**WORK TO COMPLETE**
Extract every line below that contains the word "Downloads".

**EXERCISE MATERIAL**
= = = =

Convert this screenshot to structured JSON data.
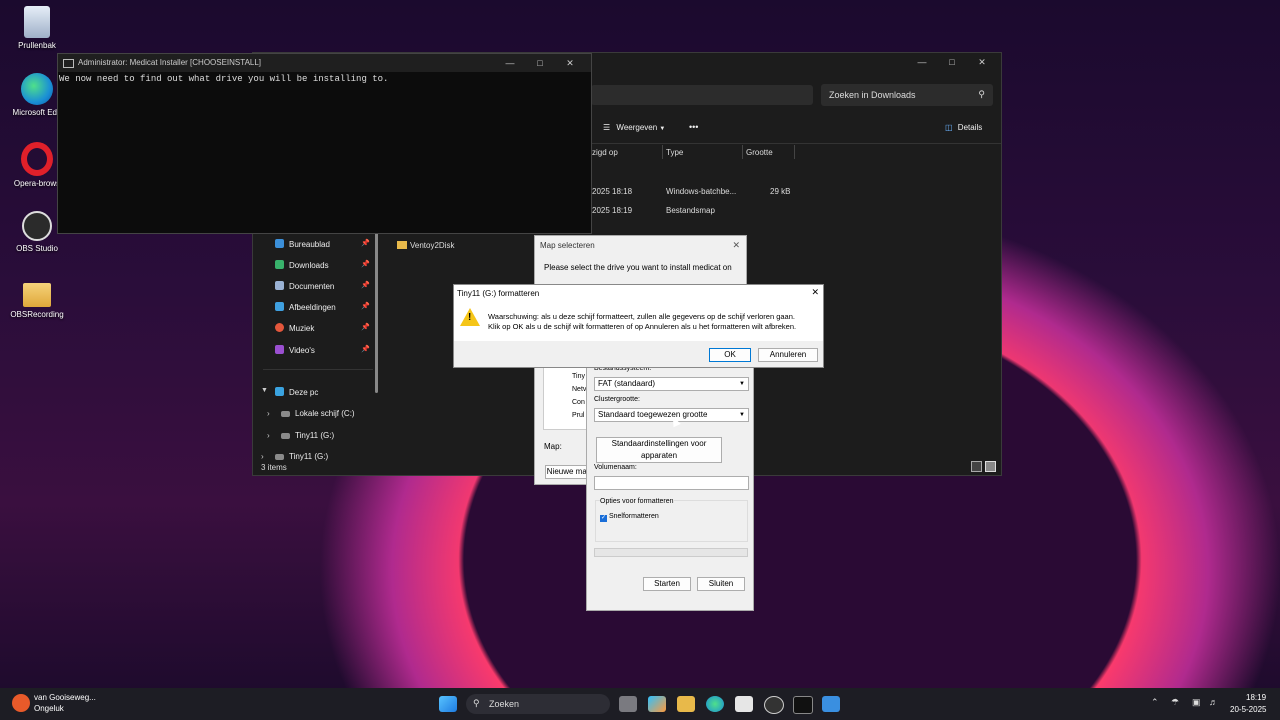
{
  "desktop_icons": [
    {
      "label": "Prullenbak",
      "icon": "recycle-bin-icon",
      "color": "#cfd8e8"
    },
    {
      "label": "Microsoft Edg",
      "icon": "edge-icon",
      "color": "#1f8fd6"
    },
    {
      "label": "Opera-brows",
      "icon": "opera-icon",
      "color": "#e0202a"
    },
    {
      "label": "OBS Studio",
      "icon": "obs-icon",
      "color": "#3a3a3a"
    },
    {
      "label": "OBSRecording",
      "icon": "folder-icon",
      "color": "#e8b94a"
    }
  ],
  "cmd": {
    "title": "Administrator:  Medicat Installer [CHOOSEINSTALL]",
    "text": "We now need to find out what drive you will be installing to."
  },
  "explorer": {
    "search_placeholder": "Zoeken in Downloads",
    "view_label": "Weergeven",
    "more_label": "•••",
    "details_label": "Details",
    "columns": [
      "zigd op",
      "Type",
      "Grootte"
    ],
    "rows": [
      {
        "date": "2025 18:18",
        "type": "Windows-batchbe...",
        "size": "29 kB"
      },
      {
        "date": "2025 18:19",
        "type": "Bestandsmap",
        "size": ""
      }
    ],
    "sidebar": [
      "Bureaublad",
      "Downloads",
      "Documenten",
      "Afbeeldingen",
      "Muziek",
      "Video's"
    ],
    "pc_label": "Deze pc",
    "drives": [
      "Lokale schijf (C:)",
      "Tiny11 (G:)",
      "Tiny11 (G:)"
    ],
    "folder_item": "Ventoy2Disk",
    "status": "3 items"
  },
  "map_dialog": {
    "title": "Map selecteren",
    "text": "Please select the drive you want to install medicat on",
    "map_label": "Map:",
    "new_folder": "Nieuwe map",
    "tree": [
      "Tiny",
      "Netv",
      "Con",
      "Prul"
    ]
  },
  "format_dialog": {
    "fs_label": "Bestandssysteem:",
    "fs_value": "FAT (standaard)",
    "cluster_label": "Clustergrootte:",
    "cluster_value": "Standaard toegewezen grootte",
    "restore_button": "Standaardinstellingen voor apparaten",
    "volume_label": "Volumenaam:",
    "options_label": "Opties voor formatteren",
    "quick_label": "Snelformatteren",
    "start_button": "Starten",
    "close_button": "Sluiten"
  },
  "warning_dialog": {
    "title": "Tiny11 (G:) formatteren",
    "line1": "Waarschuwing: als u deze schijf formatteert, zullen alle gegevens op de schijf verloren gaan.",
    "line2": "Klik op OK als u de schijf wilt formatteren of op Annuleren als u het formatteren wilt afbreken.",
    "ok": "OK",
    "cancel": "Annuleren"
  },
  "taskbar": {
    "weather_title": "van Gooiseweg...",
    "weather_sub": "Ongeluk",
    "search": "Zoeken",
    "time": "18:19",
    "date": "20-5-2025"
  }
}
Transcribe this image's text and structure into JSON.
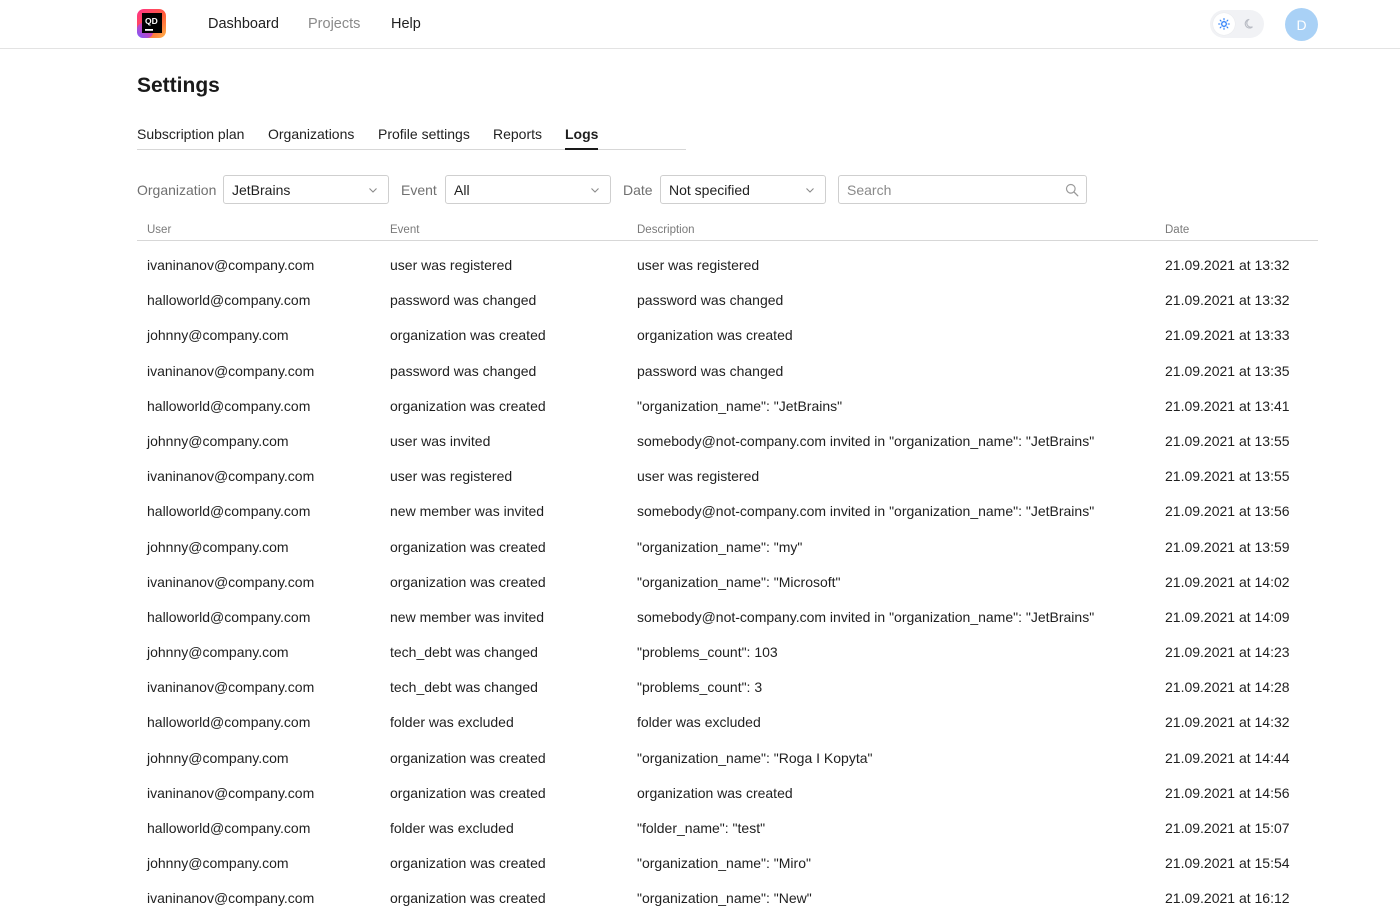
{
  "nav": {
    "logo_text": "QD",
    "items": [
      "Dashboard",
      "Projects",
      "Help"
    ],
    "avatar_initial": "D"
  },
  "page_title": "Settings",
  "tabs": [
    "Subscription plan",
    "Organizations",
    "Profile settings",
    "Reports",
    "Logs"
  ],
  "active_tab": "Logs",
  "filters": {
    "organization_label": "Organization",
    "organization_value": "JetBrains",
    "event_label": "Event",
    "event_value": "All",
    "date_label": "Date",
    "date_value": "Not specified",
    "search_placeholder": "Search"
  },
  "table": {
    "headers": [
      "User",
      "Event",
      "Description",
      "Date"
    ],
    "rows": [
      [
        "ivaninanov@company.com",
        "user was registered",
        "user was registered",
        "21.09.2021 at 13:32"
      ],
      [
        "halloworld@company.com",
        "password was changed",
        "password was changed",
        "21.09.2021 at 13:32"
      ],
      [
        "johnny@company.com",
        "organization was created",
        "organization was created",
        "21.09.2021 at 13:33"
      ],
      [
        "ivaninanov@company.com",
        "password was changed",
        "password was changed",
        "21.09.2021 at 13:35"
      ],
      [
        "halloworld@company.com",
        "organization was created",
        " \"organization_name\": \"JetBrains\"",
        "21.09.2021 at 13:41"
      ],
      [
        "johnny@company.com",
        "user was invited",
        "somebody@not-company.com invited in \"organization_name\": \"JetBrains\"",
        "21.09.2021 at 13:55"
      ],
      [
        "ivaninanov@company.com",
        "user was registered",
        "user was registered",
        "21.09.2021 at 13:55"
      ],
      [
        "halloworld@company.com",
        "new member was invited",
        "somebody@not-company.com invited in \"organization_name\": \"JetBrains\"",
        "21.09.2021 at 13:56"
      ],
      [
        "johnny@company.com",
        "organization was created",
        " \"organization_name\": \"my\"",
        "21.09.2021 at 13:59"
      ],
      [
        "ivaninanov@company.com",
        "organization was created",
        " \"organization_name\": \"Microsoft\"",
        "21.09.2021 at 14:02"
      ],
      [
        "halloworld@company.com",
        "new member was invited",
        "somebody@not-company.com invited in \"organization_name\": \"JetBrains\"",
        "21.09.2021 at 14:09"
      ],
      [
        "johnny@company.com",
        "tech_debt was changed",
        "\"problems_count\": 103",
        "21.09.2021 at 14:23"
      ],
      [
        "ivaninanov@company.com",
        "tech_debt was changed",
        "\"problems_count\": 3",
        "21.09.2021 at 14:28"
      ],
      [
        "halloworld@company.com",
        "folder was excluded",
        "folder was excluded",
        "21.09.2021 at 14:32"
      ],
      [
        "johnny@company.com",
        "organization was created",
        " \"organization_name\": \"Roga I Kopyta\"",
        "21.09.2021 at 14:44"
      ],
      [
        "ivaninanov@company.com",
        "organization was created",
        "organization was created",
        "21.09.2021 at 14:56"
      ],
      [
        "halloworld@company.com",
        "folder was excluded",
        "\"folder_name\": \"test\"",
        "21.09.2021 at 15:07"
      ],
      [
        "johnny@company.com",
        "organization was created",
        " \"organization_name\": \"Miro\"",
        "21.09.2021 at 15:54"
      ],
      [
        "ivaninanov@company.com",
        "organization was created",
        " \"organization_name\": \"New\"",
        "21.09.2021 at 16:12"
      ]
    ]
  },
  "colors": {
    "accent": "#1a1a1a",
    "avatar_bg": "#a9d1f6",
    "muted_text": "#7a7a7a",
    "border": "#d7d7d7"
  },
  "icons": [
    "qodana-logo-icon",
    "sun-icon",
    "moon-icon",
    "chevron-down-icon",
    "search-icon"
  ]
}
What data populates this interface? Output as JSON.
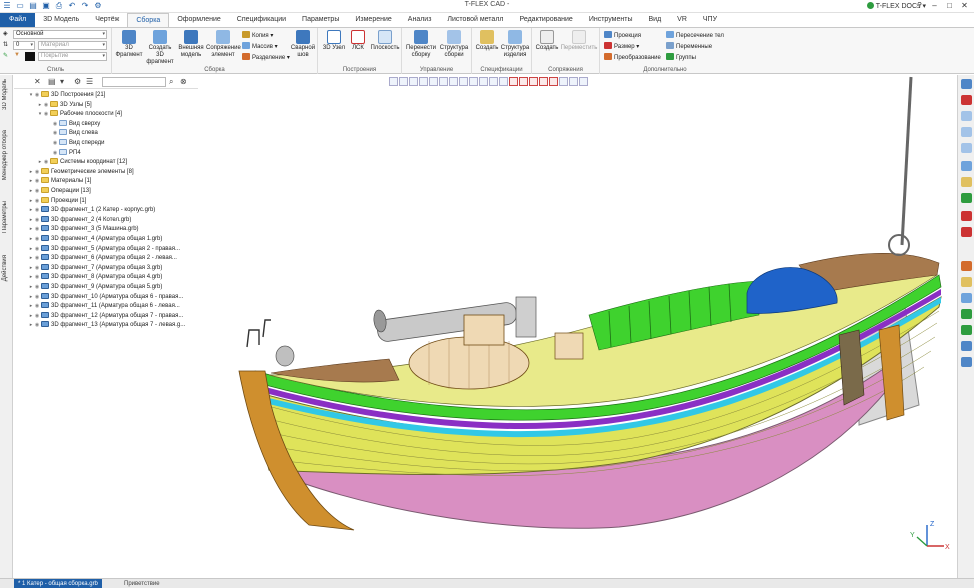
{
  "app": {
    "title": "T-FLEX CAD -",
    "docs_label": "T-FLEX DOCs"
  },
  "tabs": [
    {
      "label": "Файл"
    },
    {
      "label": "3D Модель"
    },
    {
      "label": "Чертёж"
    },
    {
      "label": "Сборка"
    },
    {
      "label": "Оформление"
    },
    {
      "label": "Спецификации"
    },
    {
      "label": "Параметры"
    },
    {
      "label": "Измерение"
    },
    {
      "label": "Анализ"
    },
    {
      "label": "Листовой металл"
    },
    {
      "label": "Редактирование"
    },
    {
      "label": "Инструменты"
    },
    {
      "label": "Вид"
    },
    {
      "label": "VR"
    },
    {
      "label": "ЧПУ"
    }
  ],
  "ribbon": {
    "style": {
      "name": "Стиль",
      "layer_value": "Основной",
      "priority_value": "0",
      "material_placeholder": "Материал",
      "coating_placeholder": "Покрытие"
    },
    "assembly": {
      "name": "Сборка",
      "fragment_3d": "3D Фрагмент",
      "create_fragment": "Создать 3D фрагмент",
      "external_model": "Внешняя модель",
      "mating_element": "Сопряжение элемент",
      "copy": "Копия",
      "array": "Массив",
      "split": "Разделение",
      "weld": "Сварной шов"
    },
    "constructions": {
      "name": "Построения",
      "node_3d": "3D Узел",
      "lcs": "ЛСК",
      "plane": "Плоскость"
    },
    "management": {
      "name": "Управление",
      "rebuild": "Перенести сборку",
      "structure": "Структура сборки"
    },
    "specifications": {
      "name": "Спецификации",
      "create": "Создать",
      "product_structure": "Структура изделия"
    },
    "mates": {
      "name": "Сопряжения",
      "create": "Создать",
      "move": "Переместить"
    },
    "additional": {
      "name": "Дополнительно",
      "projection": "Проекция",
      "size": "Размер",
      "transform": "Преобразование",
      "intersection": "Пересечение тел",
      "variables": "Переменные",
      "groups": "Группы"
    }
  },
  "side_panels": [
    "3D Модель",
    "Менеджер отбора",
    "Параметры",
    "Действия"
  ],
  "tree": {
    "items": [
      {
        "label": "3D Построения [21]",
        "level": 1,
        "icon": "folder",
        "expanded": true
      },
      {
        "label": "3D Узлы [5]",
        "level": 2,
        "icon": "folder",
        "expanded": false
      },
      {
        "label": "Рабочие плоскости [4]",
        "level": 2,
        "icon": "folder",
        "expanded": true
      },
      {
        "label": "Вид сверху",
        "level": 3,
        "icon": "plane"
      },
      {
        "label": "Вид слева",
        "level": 3,
        "icon": "plane"
      },
      {
        "label": "Вид спереди",
        "level": 3,
        "icon": "plane"
      },
      {
        "label": "РП4",
        "level": 3,
        "icon": "plane"
      },
      {
        "label": "Системы координат [12]",
        "level": 2,
        "icon": "folder",
        "expanded": false
      },
      {
        "label": "Геометрические элементы [8]",
        "level": 1,
        "icon": "folder"
      },
      {
        "label": "Материалы [1]",
        "level": 1,
        "icon": "folder"
      },
      {
        "label": "Операции [13]",
        "level": 1,
        "icon": "folder"
      },
      {
        "label": "Проекции [1]",
        "level": 1,
        "icon": "folder"
      },
      {
        "label": "3D фрагмент_1 (2 Катер - корпус.grb)",
        "level": 1,
        "icon": "frag"
      },
      {
        "label": "3D фрагмент_2 (4 Котел.grb)",
        "level": 1,
        "icon": "frag"
      },
      {
        "label": "3D фрагмент_3 (5 Машина.grb)",
        "level": 1,
        "icon": "frag"
      },
      {
        "label": "3D фрагмент_4 (Арматура общая 1.grb)",
        "level": 1,
        "icon": "frag"
      },
      {
        "label": "3D фрагмент_5 (Арматура общая 2 - правая...",
        "level": 1,
        "icon": "frag"
      },
      {
        "label": "3D фрагмент_6 (Арматура общая 2 - левая...",
        "level": 1,
        "icon": "frag"
      },
      {
        "label": "3D фрагмент_7 (Арматура общая 3.grb)",
        "level": 1,
        "icon": "frag"
      },
      {
        "label": "3D фрагмент_8 (Арматура общая 4.grb)",
        "level": 1,
        "icon": "frag"
      },
      {
        "label": "3D фрагмент_9 (Арматура общая 5.grb)",
        "level": 1,
        "icon": "frag"
      },
      {
        "label": "3D фрагмент_10 (Арматура общая 6 - правая...",
        "level": 1,
        "icon": "frag"
      },
      {
        "label": "3D фрагмент_11 (Арматура общая 6 - левая...",
        "level": 1,
        "icon": "frag"
      },
      {
        "label": "3D фрагмент_12 (Арматура общая 7 - правая...",
        "level": 1,
        "icon": "frag"
      },
      {
        "label": "3D фрагмент_13 (Арматура общая 7 - левая.g...",
        "level": 1,
        "icon": "frag"
      }
    ]
  },
  "axes": {
    "x": "X",
    "y": "Y",
    "z": "Z"
  },
  "doc_tabs": [
    {
      "label": "* 1 Катер - общая сборка.grb",
      "active": true
    },
    {
      "label": "Приветствие",
      "active": false
    }
  ],
  "colors": {
    "accent": "#1f5fa8",
    "hull_yellow": "#dfe35a",
    "hull_pink": "#d98fc2",
    "deck_green": "#3fd22e",
    "stripe_purple": "#8a2fc4",
    "stripe_cyan": "#31c8e6",
    "keel_orange": "#cf8f2e",
    "tarp_blue": "#1f63c9",
    "deck_wood": "#a77a4e"
  }
}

= = = =

**RESPONSE TO THIS EXERCISE**
    "search_placeholder": "Zoeken in Downloads",
      "Downloads",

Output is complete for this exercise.